*EXERCISE:* What follows are records. Restate all of them word for word.

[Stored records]
########

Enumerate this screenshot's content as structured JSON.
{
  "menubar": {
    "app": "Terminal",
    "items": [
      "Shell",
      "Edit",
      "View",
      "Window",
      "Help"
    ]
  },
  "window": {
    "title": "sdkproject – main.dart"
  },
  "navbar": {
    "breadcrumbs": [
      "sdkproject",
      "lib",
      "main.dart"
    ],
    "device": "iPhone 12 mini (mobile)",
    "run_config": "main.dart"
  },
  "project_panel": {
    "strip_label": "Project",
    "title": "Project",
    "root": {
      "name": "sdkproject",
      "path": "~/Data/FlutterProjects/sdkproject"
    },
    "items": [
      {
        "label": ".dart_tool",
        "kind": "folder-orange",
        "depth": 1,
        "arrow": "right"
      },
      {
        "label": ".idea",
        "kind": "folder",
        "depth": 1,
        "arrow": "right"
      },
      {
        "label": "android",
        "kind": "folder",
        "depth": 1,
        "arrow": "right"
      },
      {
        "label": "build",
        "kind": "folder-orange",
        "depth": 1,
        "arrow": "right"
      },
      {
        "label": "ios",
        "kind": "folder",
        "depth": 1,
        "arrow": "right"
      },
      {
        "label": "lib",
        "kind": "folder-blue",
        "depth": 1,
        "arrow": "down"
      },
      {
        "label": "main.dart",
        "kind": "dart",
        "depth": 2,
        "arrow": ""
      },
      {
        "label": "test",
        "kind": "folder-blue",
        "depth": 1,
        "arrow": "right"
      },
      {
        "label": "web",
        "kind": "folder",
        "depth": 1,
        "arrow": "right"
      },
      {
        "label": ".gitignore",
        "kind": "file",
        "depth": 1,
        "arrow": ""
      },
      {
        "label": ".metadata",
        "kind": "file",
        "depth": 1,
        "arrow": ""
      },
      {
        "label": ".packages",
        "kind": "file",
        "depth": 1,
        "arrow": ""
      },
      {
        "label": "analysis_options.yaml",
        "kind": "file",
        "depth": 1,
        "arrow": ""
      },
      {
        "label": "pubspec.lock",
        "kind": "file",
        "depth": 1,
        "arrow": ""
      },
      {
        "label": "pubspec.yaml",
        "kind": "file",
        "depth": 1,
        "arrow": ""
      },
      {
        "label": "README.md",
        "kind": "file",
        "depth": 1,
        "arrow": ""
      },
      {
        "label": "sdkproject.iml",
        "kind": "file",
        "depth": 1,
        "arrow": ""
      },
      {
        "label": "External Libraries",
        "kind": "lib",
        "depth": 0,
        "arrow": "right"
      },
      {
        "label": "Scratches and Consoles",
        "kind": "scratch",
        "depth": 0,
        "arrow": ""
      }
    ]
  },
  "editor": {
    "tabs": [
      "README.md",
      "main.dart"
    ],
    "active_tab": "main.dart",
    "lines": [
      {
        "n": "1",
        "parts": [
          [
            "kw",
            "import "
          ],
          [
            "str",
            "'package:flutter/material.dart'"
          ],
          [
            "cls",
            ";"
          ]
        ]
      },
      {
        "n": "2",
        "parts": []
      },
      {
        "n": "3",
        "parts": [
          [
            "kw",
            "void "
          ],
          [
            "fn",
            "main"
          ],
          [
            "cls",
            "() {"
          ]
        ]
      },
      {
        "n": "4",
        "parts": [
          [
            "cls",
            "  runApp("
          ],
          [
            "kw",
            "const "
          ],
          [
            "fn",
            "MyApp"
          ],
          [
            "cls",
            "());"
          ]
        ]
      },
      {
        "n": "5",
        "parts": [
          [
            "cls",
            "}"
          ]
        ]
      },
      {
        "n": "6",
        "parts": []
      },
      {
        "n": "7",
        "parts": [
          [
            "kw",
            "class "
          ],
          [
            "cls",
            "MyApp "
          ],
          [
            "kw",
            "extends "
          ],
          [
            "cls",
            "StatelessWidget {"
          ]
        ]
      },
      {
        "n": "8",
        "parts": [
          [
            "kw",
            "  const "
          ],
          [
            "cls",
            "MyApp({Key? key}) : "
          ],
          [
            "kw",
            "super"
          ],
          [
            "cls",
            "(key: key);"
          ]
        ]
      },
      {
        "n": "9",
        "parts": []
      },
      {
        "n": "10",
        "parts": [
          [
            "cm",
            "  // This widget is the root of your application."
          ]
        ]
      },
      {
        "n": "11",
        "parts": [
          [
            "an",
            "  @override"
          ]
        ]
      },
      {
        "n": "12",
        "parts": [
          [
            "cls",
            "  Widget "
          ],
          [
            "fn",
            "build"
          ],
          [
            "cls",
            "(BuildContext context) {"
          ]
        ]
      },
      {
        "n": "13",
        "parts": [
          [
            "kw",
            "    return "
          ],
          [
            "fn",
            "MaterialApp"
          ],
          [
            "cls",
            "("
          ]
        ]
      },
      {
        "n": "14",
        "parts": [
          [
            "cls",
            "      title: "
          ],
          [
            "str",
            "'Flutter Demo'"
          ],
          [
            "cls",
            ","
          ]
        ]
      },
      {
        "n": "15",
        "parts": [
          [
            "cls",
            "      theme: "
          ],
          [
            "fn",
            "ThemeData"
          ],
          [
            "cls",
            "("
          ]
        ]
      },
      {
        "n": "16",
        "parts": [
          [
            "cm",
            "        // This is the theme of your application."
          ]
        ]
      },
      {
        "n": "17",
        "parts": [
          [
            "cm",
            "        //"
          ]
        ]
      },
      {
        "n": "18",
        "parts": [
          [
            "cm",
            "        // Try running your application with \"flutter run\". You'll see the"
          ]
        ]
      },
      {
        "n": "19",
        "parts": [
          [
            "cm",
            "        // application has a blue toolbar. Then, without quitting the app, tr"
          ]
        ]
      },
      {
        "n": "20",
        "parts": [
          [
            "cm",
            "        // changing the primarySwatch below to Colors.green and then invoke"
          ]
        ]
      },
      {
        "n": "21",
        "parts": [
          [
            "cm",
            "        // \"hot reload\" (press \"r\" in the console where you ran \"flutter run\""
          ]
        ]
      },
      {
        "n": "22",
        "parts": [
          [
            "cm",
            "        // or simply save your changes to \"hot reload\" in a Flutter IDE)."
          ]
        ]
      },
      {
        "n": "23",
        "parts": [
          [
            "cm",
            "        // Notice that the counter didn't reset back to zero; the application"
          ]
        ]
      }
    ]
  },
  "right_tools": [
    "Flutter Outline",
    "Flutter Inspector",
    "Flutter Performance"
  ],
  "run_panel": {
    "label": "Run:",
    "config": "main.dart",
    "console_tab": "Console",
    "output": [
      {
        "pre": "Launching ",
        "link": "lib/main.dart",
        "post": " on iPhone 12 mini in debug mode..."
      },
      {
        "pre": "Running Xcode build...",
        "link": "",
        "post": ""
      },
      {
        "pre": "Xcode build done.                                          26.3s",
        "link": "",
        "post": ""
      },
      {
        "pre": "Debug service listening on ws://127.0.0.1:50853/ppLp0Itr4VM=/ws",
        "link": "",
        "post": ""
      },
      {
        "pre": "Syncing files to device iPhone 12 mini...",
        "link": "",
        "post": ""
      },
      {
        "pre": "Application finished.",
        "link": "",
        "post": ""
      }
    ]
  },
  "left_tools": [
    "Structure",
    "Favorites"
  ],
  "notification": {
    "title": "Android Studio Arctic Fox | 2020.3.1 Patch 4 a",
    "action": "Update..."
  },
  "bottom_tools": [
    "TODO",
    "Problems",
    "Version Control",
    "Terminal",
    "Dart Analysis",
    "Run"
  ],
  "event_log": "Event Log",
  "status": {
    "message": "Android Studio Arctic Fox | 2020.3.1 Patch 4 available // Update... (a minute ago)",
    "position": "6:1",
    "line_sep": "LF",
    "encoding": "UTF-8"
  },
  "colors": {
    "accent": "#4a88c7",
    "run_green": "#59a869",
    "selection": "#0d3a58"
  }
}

########

*SOLUTION:*
Enumerate this screenshot's content as structured JSON.
{
  "menubar": {
    "app": "Terminal",
    "items": [
      "Shell",
      "Edit",
      "View",
      "Window",
      "Help"
    ]
  },
  "window": {
    "title": "sdkproject – main.dart"
  },
  "navbar": {
    "breadcrumbs": [
      "sdkproject",
      "lib",
      "main.dart"
    ],
    "device": "iPhone 12 mini (mobile)",
    "run_config": "main.dart"
  },
  "project_panel": {
    "strip_label": "Project",
    "title": "Project",
    "root": {
      "name": "sdkproject",
      "path": "~/Data/FlutterProjects/sdkproject"
    },
    "items": [
      {
        "label": ".dart_tool",
        "kind": "folder-orange",
        "depth": 1,
        "arrow": "right"
      },
      {
        "label": ".idea",
        "kind": "folder",
        "depth": 1,
        "arrow": "right"
      },
      {
        "label": "android",
        "kind": "folder",
        "depth": 1,
        "arrow": "right"
      },
      {
        "label": "build",
        "kind": "folder-orange",
        "depth": 1,
        "arrow": "right"
      },
      {
        "label": "ios",
        "kind": "folder",
        "depth": 1,
        "arrow": "right"
      },
      {
        "label": "lib",
        "kind": "folder-blue",
        "depth": 1,
        "arrow": "down"
      },
      {
        "label": "main.dart",
        "kind": "dart",
        "depth": 2,
        "arrow": ""
      },
      {
        "label": "test",
        "kind": "folder-blue",
        "depth": 1,
        "arrow": "right"
      },
      {
        "label": "web",
        "kind": "folder",
        "depth": 1,
        "arrow": "right"
      },
      {
        "label": ".gitignore",
        "kind": "file",
        "depth": 1,
        "arrow": ""
      },
      {
        "label": ".metadata",
        "kind": "file",
        "depth": 1,
        "arrow": ""
      },
      {
        "label": ".packages",
        "kind": "file",
        "depth": 1,
        "arrow": ""
      },
      {
        "label": "analysis_options.yaml",
        "kind": "file",
        "depth": 1,
        "arrow": ""
      },
      {
        "label": "pubspec.lock",
        "kind": "file",
        "depth": 1,
        "arrow": ""
      },
      {
        "label": "pubspec.yaml",
        "kind": "file",
        "depth": 1,
        "arrow": ""
      },
      {
        "label": "README.md",
        "kind": "file",
        "depth": 1,
        "arrow": ""
      },
      {
        "label": "sdkproject.iml",
        "kind": "file",
        "depth": 1,
        "arrow": ""
      },
      {
        "label": "External Libraries",
        "kind": "lib",
        "depth": 0,
        "arrow": "right"
      },
      {
        "label": "Scratches and Consoles",
        "kind": "scratch",
        "depth": 0,
        "arrow": ""
      }
    ]
  },
  "editor": {
    "tabs": [
      "README.md",
      "main.dart"
    ],
    "active_tab": "main.dart",
    "lines": [
      {
        "n": "1",
        "parts": [
          [
            "kw",
            "import "
          ],
          [
            "str",
            "'package:flutter/material.dart'"
          ],
          [
            "cls",
            ";"
          ]
        ]
      },
      {
        "n": "2",
        "parts": []
      },
      {
        "n": "3",
        "parts": [
          [
            "kw",
            "void "
          ],
          [
            "fn",
            "main"
          ],
          [
            "cls",
            "() {"
          ]
        ]
      },
      {
        "n": "4",
        "parts": [
          [
            "cls",
            "  runApp("
          ],
          [
            "kw",
            "const "
          ],
          [
            "fn",
            "MyApp"
          ],
          [
            "cls",
            "());"
          ]
        ]
      },
      {
        "n": "5",
        "parts": [
          [
            "cls",
            "}"
          ]
        ]
      },
      {
        "n": "6",
        "parts": []
      },
      {
        "n": "7",
        "parts": [
          [
            "kw",
            "class "
          ],
          [
            "cls",
            "MyApp "
          ],
          [
            "kw",
            "extends "
          ],
          [
            "cls",
            "StatelessWidget {"
          ]
        ]
      },
      {
        "n": "8",
        "parts": [
          [
            "kw",
            "  const "
          ],
          [
            "cls",
            "MyApp({Key? key}) : "
          ],
          [
            "kw",
            "super"
          ],
          [
            "cls",
            "(key: key);"
          ]
        ]
      },
      {
        "n": "9",
        "parts": []
      },
      {
        "n": "10",
        "parts": [
          [
            "cm",
            "  // This widget is the root of your application."
          ]
        ]
      },
      {
        "n": "11",
        "parts": [
          [
            "an",
            "  @override"
          ]
        ]
      },
      {
        "n": "12",
        "parts": [
          [
            "cls",
            "  Widget "
          ],
          [
            "fn",
            "build"
          ],
          [
            "cls",
            "(BuildContext context) {"
          ]
        ]
      },
      {
        "n": "13",
        "parts": [
          [
            "kw",
            "    return "
          ],
          [
            "fn",
            "MaterialApp"
          ],
          [
            "cls",
            "("
          ]
        ]
      },
      {
        "n": "14",
        "parts": [
          [
            "cls",
            "      title: "
          ],
          [
            "str",
            "'Flutter Demo'"
          ],
          [
            "cls",
            ","
          ]
        ]
      },
      {
        "n": "15",
        "parts": [
          [
            "cls",
            "      theme: "
          ],
          [
            "fn",
            "ThemeData"
          ],
          [
            "cls",
            "("
          ]
        ]
      },
      {
        "n": "16",
        "parts": [
          [
            "cm",
            "        // This is the theme of your application."
          ]
        ]
      },
      {
        "n": "17",
        "parts": [
          [
            "cm",
            "        //"
          ]
        ]
      },
      {
        "n": "18",
        "parts": [
          [
            "cm",
            "        // Try running your application with \"flutter run\". You'll see the"
          ]
        ]
      },
      {
        "n": "19",
        "parts": [
          [
            "cm",
            "        // application has a blue toolbar. Then, without quitting the app, tr"
          ]
        ]
      },
      {
        "n": "20",
        "parts": [
          [
            "cm",
            "        // changing the primarySwatch below to Colors.green and then invoke"
          ]
        ]
      },
      {
        "n": "21",
        "parts": [
          [
            "cm",
            "        // \"hot reload\" (press \"r\" in the console where you ran \"flutter run\""
          ]
        ]
      },
      {
        "n": "22",
        "parts": [
          [
            "cm",
            "        // or simply save your changes to \"hot reload\" in a Flutter IDE)."
          ]
        ]
      },
      {
        "n": "23",
        "parts": [
          [
            "cm",
            "        // Notice that the counter didn't reset back to zero; the application"
          ]
        ]
      }
    ]
  },
  "right_tools": [
    "Flutter Outline",
    "Flutter Inspector",
    "Flutter Performance"
  ],
  "run_panel": {
    "label": "Run:",
    "config": "main.dart",
    "console_tab": "Console",
    "output": [
      {
        "pre": "Launching ",
        "link": "lib/main.dart",
        "post": " on iPhone 12 mini in debug mode..."
      },
      {
        "pre": "Running Xcode build...",
        "link": "",
        "post": ""
      },
      {
        "pre": "Xcode build done.                                          26.3s",
        "link": "",
        "post": ""
      },
      {
        "pre": "Debug service listening on ws://127.0.0.1:50853/ppLp0Itr4VM=/ws",
        "link": "",
        "post": ""
      },
      {
        "pre": "Syncing files to device iPhone 12 mini...",
        "link": "",
        "post": ""
      },
      {
        "pre": "Application finished.",
        "link": "",
        "post": ""
      }
    ]
  },
  "left_tools": [
    "Structure",
    "Favorites"
  ],
  "notification": {
    "title": "Android Studio Arctic Fox | 2020.3.1 Patch 4 a",
    "action": "Update..."
  },
  "bottom_tools": [
    "TODO",
    "Problems",
    "Version Control",
    "Terminal",
    "Dart Analysis",
    "Run"
  ],
  "event_log": "Event Log",
  "status": {
    "message": "Android Studio Arctic Fox | 2020.3.1 Patch 4 available // Update... (a minute ago)",
    "position": "6:1",
    "line_sep": "LF",
    "encoding": "UTF-8"
  },
  "colors": {
    "accent": "#4a88c7",
    "run_green": "#59a869",
    "selection": "#0d3a58"
  }
}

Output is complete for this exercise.